Aim of the exercise – All of the lines below are to be printed again exactly; images are excluded from the output.

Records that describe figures
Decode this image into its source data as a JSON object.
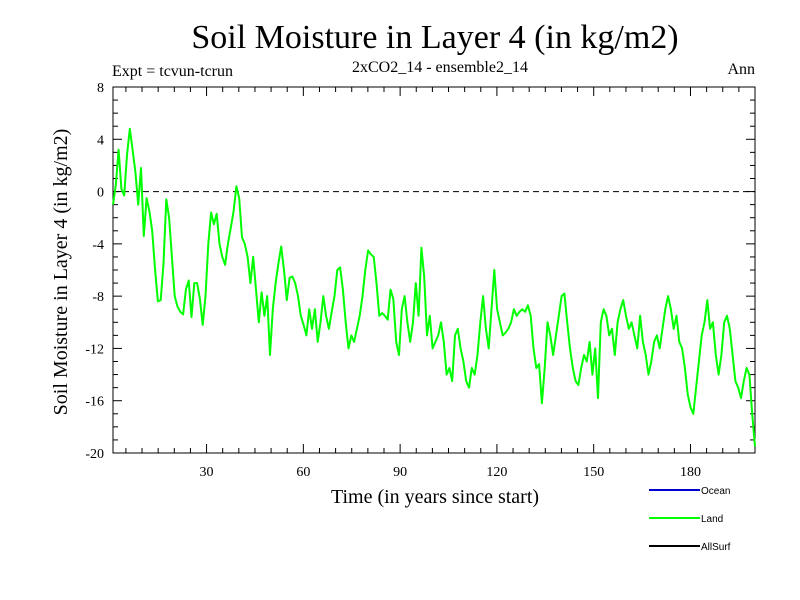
{
  "chart_data": {
    "type": "line",
    "title": "Soil Moisture in Layer 4 (in kg/m2)",
    "subtitle": "2xCO2_14 - ensemble2_14",
    "annotation_left": "Expt = tcvun-tcrun",
    "annotation_right": "Ann",
    "xlabel": "Time (in years since start)",
    "ylabel": "Soil Moisture in Layer 4 (in kg/m2)",
    "xlim": [
      1,
      200
    ],
    "ylim": [
      -20,
      8
    ],
    "xticks": [
      30,
      60,
      90,
      120,
      150,
      180
    ],
    "yticks": [
      8,
      4,
      0,
      -4,
      -8,
      -12,
      -16,
      -20
    ],
    "zero_line": true,
    "legend_position": "bottom-right",
    "series": [
      {
        "name": "Ocean",
        "color": "#0000cc",
        "values": []
      },
      {
        "name": "Land",
        "color": "#00ff00",
        "x_start": 1,
        "x_step": 1,
        "values": [
          -1.0,
          0.5,
          3.2,
          0.2,
          -0.3,
          2.8,
          4.8,
          3.2,
          1.5,
          -1.0,
          1.8,
          -3.4,
          -0.5,
          -1.5,
          -3.0,
          -6.0,
          -8.4,
          -8.3,
          -5.5,
          -0.6,
          -2.0,
          -5.0,
          -8.0,
          -8.8,
          -9.2,
          -9.4,
          -7.5,
          -6.8,
          -9.6,
          -7.0,
          -7.0,
          -8.2,
          -10.2,
          -8.0,
          -4.0,
          -1.6,
          -2.5,
          -1.7,
          -4.0,
          -5.0,
          -5.6,
          -4.0,
          -2.8,
          -1.5,
          0.4,
          -0.5,
          -3.5,
          -4.0,
          -5.0,
          -7.0,
          -5.0,
          -7.5,
          -10.0,
          -7.7,
          -9.5,
          -8.0,
          -12.5,
          -9.0,
          -7.0,
          -5.5,
          -4.2,
          -6.0,
          -8.3,
          -6.6,
          -6.5,
          -7.0,
          -8.0,
          -9.5,
          -10.2,
          -11.0,
          -9.0,
          -10.5,
          -9.0,
          -11.5,
          -10.0,
          -8.0,
          -9.5,
          -10.5,
          -9.2,
          -8.0,
          -6.0,
          -5.8,
          -7.5,
          -10.0,
          -12.0,
          -11.0,
          -11.5,
          -10.5,
          -9.5,
          -8.0,
          -6.0,
          -4.5,
          -4.8,
          -5.0,
          -7.0,
          -9.5,
          -9.3,
          -9.5,
          -9.8,
          -7.5,
          -8.2,
          -11.5,
          -12.5,
          -9.0,
          -8.0,
          -10.0,
          -11.5,
          -10.0,
          -7.0,
          -9.5,
          -4.3,
          -6.5,
          -11.0,
          -9.5,
          -12.0,
          -11.5,
          -11.0,
          -10.0,
          -11.5,
          -14.0,
          -13.5,
          -14.5,
          -11.0,
          -10.5,
          -12.0,
          -13.0,
          -14.5,
          -15.0,
          -13.5,
          -14.0,
          -12.5,
          -10.0,
          -8.0,
          -10.5,
          -12.0,
          -9.0,
          -6.0,
          -9.0,
          -10.0,
          -11.0,
          -10.8,
          -10.5,
          -10.0,
          -9.0,
          -9.5,
          -9.2,
          -9.0,
          -9.2,
          -8.7,
          -9.5,
          -12.0,
          -13.5,
          -13.2,
          -16.2,
          -13.5,
          -10.0,
          -11.0,
          -12.5,
          -11.0,
          -9.5,
          -8.0,
          -7.8,
          -10.0,
          -12.0,
          -13.5,
          -14.5,
          -14.8,
          -13.5,
          -12.5,
          -13.0,
          -11.5,
          -14.0,
          -12.0,
          -15.8,
          -10.0,
          -9.0,
          -9.5,
          -11.0,
          -10.5,
          -12.5,
          -10.0,
          -9.0,
          -8.3,
          -9.5,
          -10.5,
          -10.0,
          -11.0,
          -12.0,
          -9.5,
          -11.5,
          -12.5,
          -14.0,
          -13.0,
          -11.5,
          -11.0,
          -12.0,
          -10.5,
          -9.0,
          -8.0,
          -9.0,
          -10.5,
          -9.5,
          -11.5,
          -12.0,
          -13.5,
          -15.5,
          -16.5,
          -17.0,
          -15.0,
          -13.0,
          -11.0,
          -10.0,
          -8.3,
          -10.5,
          -10.0,
          -12.5,
          -14.0,
          -12.5,
          -10.0,
          -9.5,
          -10.5,
          -12.5,
          -14.5,
          -15.0,
          -15.8,
          -14.5,
          -13.5,
          -14.0,
          -17.0,
          -19.5
        ]
      },
      {
        "name": "AllSurf",
        "color": "#000000",
        "values": []
      }
    ]
  }
}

Answer to this task –
Decode this image into its source data as a JSON object.
{
  "chart_data": {
    "type": "line",
    "title": "Soil Moisture in Layer 4 (in kg/m2)",
    "subtitle": "2xCO2_14 - ensemble2_14",
    "annotation_left": "Expt = tcvun-tcrun",
    "annotation_right": "Ann",
    "xlabel": "Time (in years since start)",
    "ylabel": "Soil Moisture in Layer 4 (in kg/m2)",
    "xlim": [
      1,
      200
    ],
    "ylim": [
      -20,
      8
    ],
    "xticks": [
      30,
      60,
      90,
      120,
      150,
      180
    ],
    "yticks": [
      8,
      4,
      0,
      -4,
      -8,
      -12,
      -16,
      -20
    ],
    "zero_line": true,
    "legend_position": "bottom-right",
    "series": [
      {
        "name": "Ocean",
        "color": "#0000cc",
        "values": []
      },
      {
        "name": "Land",
        "color": "#00ff00",
        "x_start": 1,
        "x_step": 1,
        "values": [
          -1.0,
          0.5,
          3.2,
          0.2,
          -0.3,
          2.8,
          4.8,
          3.2,
          1.5,
          -1.0,
          1.8,
          -3.4,
          -0.5,
          -1.5,
          -3.0,
          -6.0,
          -8.4,
          -8.3,
          -5.5,
          -0.6,
          -2.0,
          -5.0,
          -8.0,
          -8.8,
          -9.2,
          -9.4,
          -7.5,
          -6.8,
          -9.6,
          -7.0,
          -7.0,
          -8.2,
          -10.2,
          -8.0,
          -4.0,
          -1.6,
          -2.5,
          -1.7,
          -4.0,
          -5.0,
          -5.6,
          -4.0,
          -2.8,
          -1.5,
          0.4,
          -0.5,
          -3.5,
          -4.0,
          -5.0,
          -7.0,
          -5.0,
          -7.5,
          -10.0,
          -7.7,
          -9.5,
          -8.0,
          -12.5,
          -9.0,
          -7.0,
          -5.5,
          -4.2,
          -6.0,
          -8.3,
          -6.6,
          -6.5,
          -7.0,
          -8.0,
          -9.5,
          -10.2,
          -11.0,
          -9.0,
          -10.5,
          -9.0,
          -11.5,
          -10.0,
          -8.0,
          -9.5,
          -10.5,
          -9.2,
          -8.0,
          -6.0,
          -5.8,
          -7.5,
          -10.0,
          -12.0,
          -11.0,
          -11.5,
          -10.5,
          -9.5,
          -8.0,
          -6.0,
          -4.5,
          -4.8,
          -5.0,
          -7.0,
          -9.5,
          -9.3,
          -9.5,
          -9.8,
          -7.5,
          -8.2,
          -11.5,
          -12.5,
          -9.0,
          -8.0,
          -10.0,
          -11.5,
          -10.0,
          -7.0,
          -9.5,
          -4.3,
          -6.5,
          -11.0,
          -9.5,
          -12.0,
          -11.5,
          -11.0,
          -10.0,
          -11.5,
          -14.0,
          -13.5,
          -14.5,
          -11.0,
          -10.5,
          -12.0,
          -13.0,
          -14.5,
          -15.0,
          -13.5,
          -14.0,
          -12.5,
          -10.0,
          -8.0,
          -10.5,
          -12.0,
          -9.0,
          -6.0,
          -9.0,
          -10.0,
          -11.0,
          -10.8,
          -10.5,
          -10.0,
          -9.0,
          -9.5,
          -9.2,
          -9.0,
          -9.2,
          -8.7,
          -9.5,
          -12.0,
          -13.5,
          -13.2,
          -16.2,
          -13.5,
          -10.0,
          -11.0,
          -12.5,
          -11.0,
          -9.5,
          -8.0,
          -7.8,
          -10.0,
          -12.0,
          -13.5,
          -14.5,
          -14.8,
          -13.5,
          -12.5,
          -13.0,
          -11.5,
          -14.0,
          -12.0,
          -15.8,
          -10.0,
          -9.0,
          -9.5,
          -11.0,
          -10.5,
          -12.5,
          -10.0,
          -9.0,
          -8.3,
          -9.5,
          -10.5,
          -10.0,
          -11.0,
          -12.0,
          -9.5,
          -11.5,
          -12.5,
          -14.0,
          -13.0,
          -11.5,
          -11.0,
          -12.0,
          -10.5,
          -9.0,
          -8.0,
          -9.0,
          -10.5,
          -9.5,
          -11.5,
          -12.0,
          -13.5,
          -15.5,
          -16.5,
          -17.0,
          -15.0,
          -13.0,
          -11.0,
          -10.0,
          -8.3,
          -10.5,
          -10.0,
          -12.5,
          -14.0,
          -12.5,
          -10.0,
          -9.5,
          -10.5,
          -12.5,
          -14.5,
          -15.0,
          -15.8,
          -14.5,
          -13.5,
          -14.0,
          -17.0,
          -19.5
        ]
      },
      {
        "name": "AllSurf",
        "color": "#000000",
        "values": []
      }
    ]
  }
}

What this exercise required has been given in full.